"""

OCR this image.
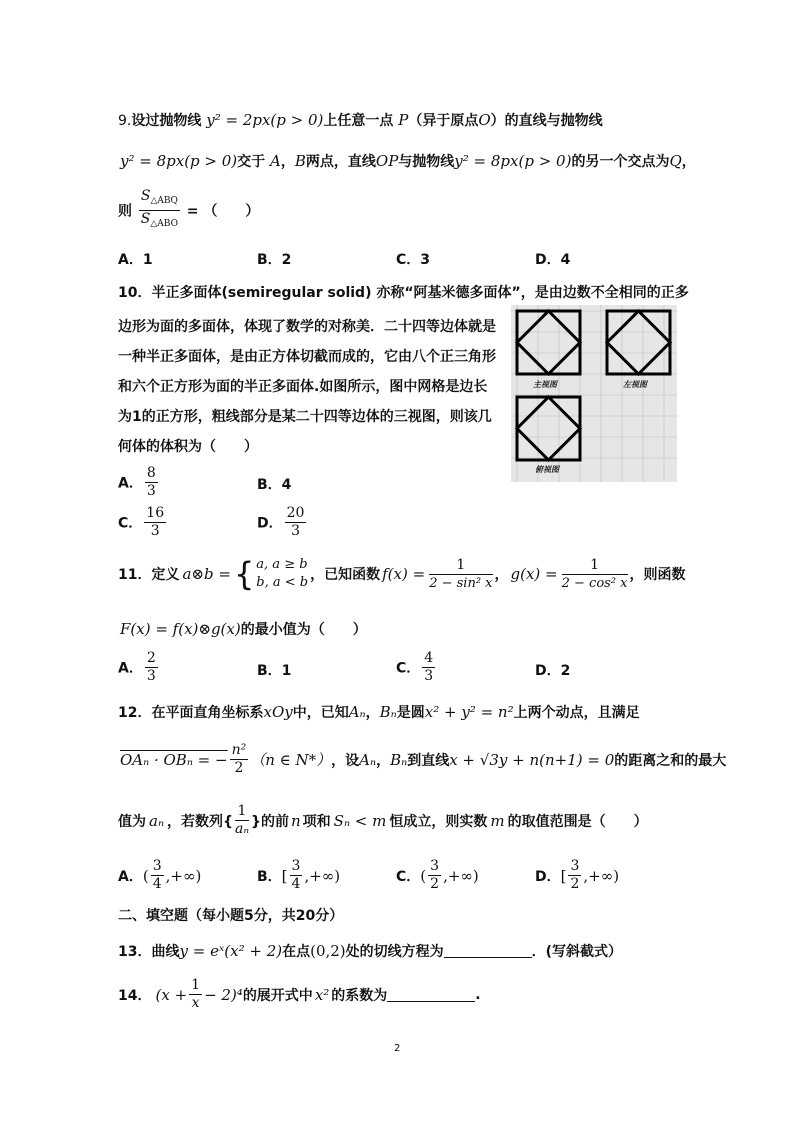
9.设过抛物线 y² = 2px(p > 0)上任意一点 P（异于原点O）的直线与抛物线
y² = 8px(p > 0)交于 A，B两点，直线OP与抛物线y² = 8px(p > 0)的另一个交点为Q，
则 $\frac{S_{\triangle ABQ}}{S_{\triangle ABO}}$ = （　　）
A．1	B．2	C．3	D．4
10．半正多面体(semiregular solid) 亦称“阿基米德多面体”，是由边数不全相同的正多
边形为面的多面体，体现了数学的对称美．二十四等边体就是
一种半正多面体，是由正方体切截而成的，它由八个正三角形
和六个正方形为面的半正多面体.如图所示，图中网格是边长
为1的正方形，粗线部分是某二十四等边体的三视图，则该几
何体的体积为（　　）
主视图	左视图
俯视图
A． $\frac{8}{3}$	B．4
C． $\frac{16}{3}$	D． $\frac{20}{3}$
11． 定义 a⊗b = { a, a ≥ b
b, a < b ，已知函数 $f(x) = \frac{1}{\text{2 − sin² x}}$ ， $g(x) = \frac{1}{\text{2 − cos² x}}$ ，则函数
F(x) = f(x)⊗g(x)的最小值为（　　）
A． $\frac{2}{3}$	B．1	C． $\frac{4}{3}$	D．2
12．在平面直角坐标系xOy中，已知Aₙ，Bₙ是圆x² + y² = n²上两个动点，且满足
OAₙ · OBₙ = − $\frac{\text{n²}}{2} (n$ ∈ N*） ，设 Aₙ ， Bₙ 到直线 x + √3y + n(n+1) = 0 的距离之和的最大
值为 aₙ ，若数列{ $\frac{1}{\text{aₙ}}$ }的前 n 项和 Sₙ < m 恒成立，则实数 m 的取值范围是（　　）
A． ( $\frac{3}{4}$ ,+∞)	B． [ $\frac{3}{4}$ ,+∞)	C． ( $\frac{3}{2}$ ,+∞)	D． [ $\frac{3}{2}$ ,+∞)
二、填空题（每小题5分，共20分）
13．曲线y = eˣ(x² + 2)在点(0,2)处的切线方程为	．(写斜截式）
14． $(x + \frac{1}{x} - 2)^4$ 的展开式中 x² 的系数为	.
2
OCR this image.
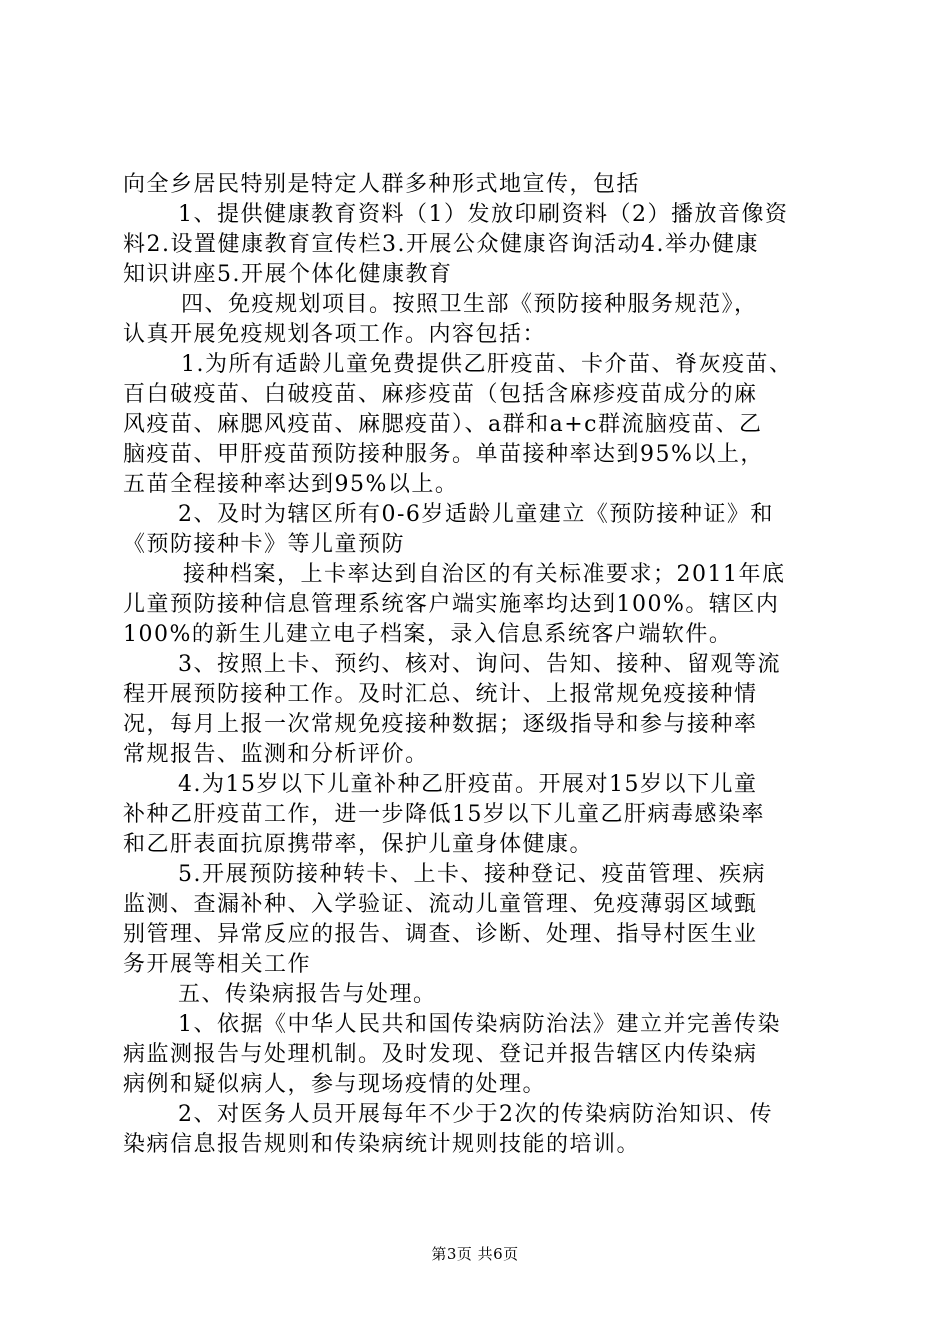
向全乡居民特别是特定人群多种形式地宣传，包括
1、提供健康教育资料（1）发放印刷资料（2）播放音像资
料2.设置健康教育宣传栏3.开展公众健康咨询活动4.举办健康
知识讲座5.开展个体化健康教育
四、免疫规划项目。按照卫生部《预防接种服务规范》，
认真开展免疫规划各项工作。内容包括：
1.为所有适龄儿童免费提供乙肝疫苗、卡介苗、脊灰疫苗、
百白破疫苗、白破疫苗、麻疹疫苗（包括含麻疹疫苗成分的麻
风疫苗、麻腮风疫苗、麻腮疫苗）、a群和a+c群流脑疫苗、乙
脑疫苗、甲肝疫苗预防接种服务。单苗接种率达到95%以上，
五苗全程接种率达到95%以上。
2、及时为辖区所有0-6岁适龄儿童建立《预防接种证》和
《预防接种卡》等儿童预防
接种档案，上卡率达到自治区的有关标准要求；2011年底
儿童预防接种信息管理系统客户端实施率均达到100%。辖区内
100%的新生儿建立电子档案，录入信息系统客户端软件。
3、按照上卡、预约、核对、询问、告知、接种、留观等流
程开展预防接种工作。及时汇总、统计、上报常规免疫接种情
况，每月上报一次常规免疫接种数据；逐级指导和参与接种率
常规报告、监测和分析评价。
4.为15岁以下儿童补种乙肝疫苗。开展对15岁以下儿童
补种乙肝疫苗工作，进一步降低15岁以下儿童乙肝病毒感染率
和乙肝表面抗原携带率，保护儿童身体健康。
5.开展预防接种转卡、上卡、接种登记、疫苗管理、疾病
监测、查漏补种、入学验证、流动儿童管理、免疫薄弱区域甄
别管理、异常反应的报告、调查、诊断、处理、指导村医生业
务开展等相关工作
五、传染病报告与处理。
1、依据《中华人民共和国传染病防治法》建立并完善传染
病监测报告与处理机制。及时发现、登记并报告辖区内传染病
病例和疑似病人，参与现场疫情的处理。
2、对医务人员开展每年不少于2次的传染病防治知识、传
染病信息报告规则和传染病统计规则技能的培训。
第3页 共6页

"""

» **WHAT IS REQUIRED**
Give all the lines above again, character for character, without pictures.

» **ANSWER TO THIS TASK**
OCR this image.
9.设过抛物线 y² = 2px(p > 0)上任意一点 P（异于原点O）的直线与抛物线
y² = 8px(p > 0)交于 A，B两点，直线OP与抛物线y² = 8px(p > 0)的另一个交点为Q，
则 $\frac{S_{\triangle ABQ}}{S_{\triangle ABO}}$ = （　　）
A．1	B．2	C．3	D．4
10．半正多面体(semiregular solid) 亦称“阿基米德多面体”，是由边数不全相同的正多
边形为面的多面体，体现了数学的对称美．二十四等边体就是
一种半正多面体，是由正方体切截而成的，它由八个正三角形
和六个正方形为面的半正多面体.如图所示，图中网格是边长
为1的正方形，粗线部分是某二十四等边体的三视图，则该几
何体的体积为（　　）
主视图	左视图
俯视图
A． $\frac{8}{3}$	B．4
C． $\frac{16}{3}$	D． $\frac{20}{3}$
11． 定义 a⊗b = { a, a ≥ b
b, a < b ，已知函数 $f(x) = \frac{1}{\text{2 − sin² x}}$ ， $g(x) = \frac{1}{\text{2 − cos² x}}$ ，则函数
F(x) = f(x)⊗g(x)的最小值为（　　）
A． $\frac{2}{3}$	B．1	C． $\frac{4}{3}$	D．2
12．在平面直角坐标系xOy中，已知Aₙ，Bₙ是圆x² + y² = n²上两个动点，且满足
OAₙ · OBₙ = − $\frac{\text{n²}}{2} (n$ ∈ N*） ，设 Aₙ ， Bₙ 到直线 x + √3y + n(n+1) = 0 的距离之和的最大
值为 aₙ ，若数列{ $\frac{1}{\text{aₙ}}$ }的前 n 项和 Sₙ < m 恒成立，则实数 m 的取值范围是（　　）
A． ( $\frac{3}{4}$ ,+∞)	B． [ $\frac{3}{4}$ ,+∞)	C． ( $\frac{3}{2}$ ,+∞)	D． [ $\frac{3}{2}$ ,+∞)
二、填空题（每小题5分，共20分）
13．曲线y = eˣ(x² + 2)在点(0,2)处的切线方程为	．(写斜截式）
14． $(x + \frac{1}{x} - 2)^4$ 的展开式中 x² 的系数为	.
2
OCR this image.
向全乡居民特别是特定人群多种形式地宣传，包括
1、提供健康教育资料（1）发放印刷资料（2）播放音像资
料2.设置健康教育宣传栏3.开展公众健康咨询活动4.举办健康
知识讲座5.开展个体化健康教育
四、免疫规划项目。按照卫生部《预防接种服务规范》，
认真开展免疫规划各项工作。内容包括：
1.为所有适龄儿童免费提供乙肝疫苗、卡介苗、脊灰疫苗、
百白破疫苗、白破疫苗、麻疹疫苗（包括含麻疹疫苗成分的麻
风疫苗、麻腮风疫苗、麻腮疫苗）、a群和a+c群流脑疫苗、乙
脑疫苗、甲肝疫苗预防接种服务。单苗接种率达到95%以上，
五苗全程接种率达到95%以上。
2、及时为辖区所有0-6岁适龄儿童建立《预防接种证》和
《预防接种卡》等儿童预防
接种档案，上卡率达到自治区的有关标准要求；2011年底
儿童预防接种信息管理系统客户端实施率均达到100%。辖区内
100%的新生儿建立电子档案，录入信息系统客户端软件。
3、按照上卡、预约、核对、询问、告知、接种、留观等流
程开展预防接种工作。及时汇总、统计、上报常规免疫接种情
况，每月上报一次常规免疫接种数据；逐级指导和参与接种率
常规报告、监测和分析评价。
4.为15岁以下儿童补种乙肝疫苗。开展对15岁以下儿童
补种乙肝疫苗工作，进一步降低15岁以下儿童乙肝病毒感染率
和乙肝表面抗原携带率，保护儿童身体健康。
5.开展预防接种转卡、上卡、接种登记、疫苗管理、疾病
监测、查漏补种、入学验证、流动儿童管理、免疫薄弱区域甄
别管理、异常反应的报告、调查、诊断、处理、指导村医生业
务开展等相关工作
五、传染病报告与处理。
1、依据《中华人民共和国传染病防治法》建立并完善传染
病监测报告与处理机制。及时发现、登记并报告辖区内传染病
病例和疑似病人，参与现场疫情的处理。
2、对医务人员开展每年不少于2次的传染病防治知识、传
染病信息报告规则和传染病统计规则技能的培训。
第3页 共6页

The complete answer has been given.